** SOURCE PASSAGE **
The Green Shoot

Fresh from directing two actors in multi-faceted roles in Stones in his Pockets, Ian McElhinney steps into the breach himself…

Fresh from directing two actors in multi-faceted roles in Stones in his Pockets, Ian McElhinney steps into the breach himself, playing the two central characters of poet John Hewitt and his wife Roberta, as well as a gallery of friends, family and foes, and emotional and cultural ancestors in this richly textured one-man show.

With valuable input from Tinderbox artistic director Stephen Wright, this inspiring piece has taken on a new lease of life since it was premiered at the 1997 Hewitt Summer School. In the atmospheric Irish Linen Centre and Museum, watched over by portraits of the men who would have shaped the writings and career of one of Ulster's most distinguished radicals and dissenters, an evening in the company of McElhinney's spikily witty Hewitt and his delightfully self-effacing wife Roberta, is a rewarding experience.

** GIVEN MATERIAL **
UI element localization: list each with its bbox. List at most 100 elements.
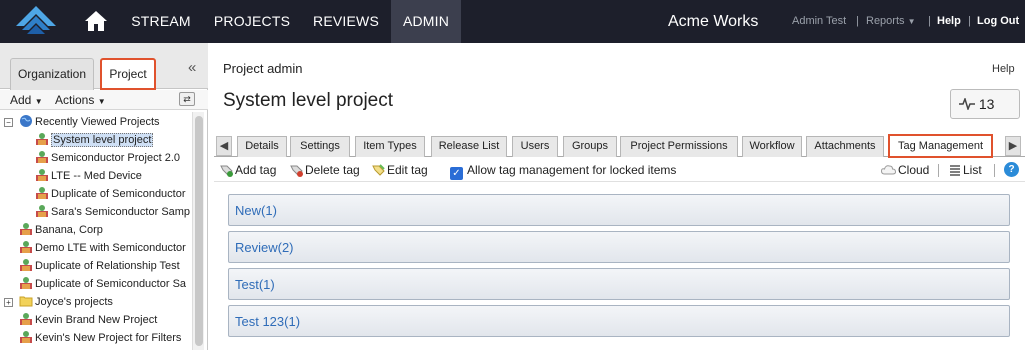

** GIVEN PROBLEM A **
From the review of The Green Shoot, quote the stretch from "With valuable input" through "a rewarding experience.".
** GIVEN PROBLEM B **
In one to three sentences, explain what McElhinney does that makes the production of The Green Shoot a one-man show, as the review describes it.
** GIVEN PROBLEM C **
Carry on the review of The Green Shoot from where it stops.

** WRITTEN REPLY A **
With valuable input from Tinderbox artistic director Stephen Wright, this inspiring piece has taken on a new lease of life since it was premiered at the 1997 Hewitt Summer School. In the atmospheric Irish Linen Centre and Museum, watched over by portraits of the men who would have shaped the writings and career of one of Ulster's most distinguished radicals and dissenters, an evening in the company of McElhinney's spikily witty Hewitt and his delightfully self-effacing wife Roberta, is a rewarding experience.

** WRITTEN REPLY B **
McElhinney performs every part himself. He plays the two central characters, the poet John Hewitt and his wife Roberta, as well as a gallery of friends, family and foes, and emotional and cultural ancestors.

** WRITTEN REPLY C **
Out of Hewitt's long, turbulent, prolific life and career, McElhinney has culled some of the best and least-known incidents. But what provide the sparks that ignite the dramatic fire are Roberta's unpublished diaries, which celebrate the best of times with an almost child-like delight and illuminate the dark corners of disappointment and disillusion, which others close to him did not - or chose not - to see. There are memorable portrayals of the child Hewitt walking to school with his adored father, the early days of the marriage when refugees from the Spanish Civil War were given shelter in their cramped home, the heady weekend retreats to the Glens of Antrim, the "dislocated assault" by the City Fathers in their rejection of his application for director of the Belfast Museum and Art Gallery and the sudden death of Roberta, whose final posthumous gift is to jolt him out of the cave of mourning and into the unexpected Indian summer of his poetic life.

Runs today and tomorrow.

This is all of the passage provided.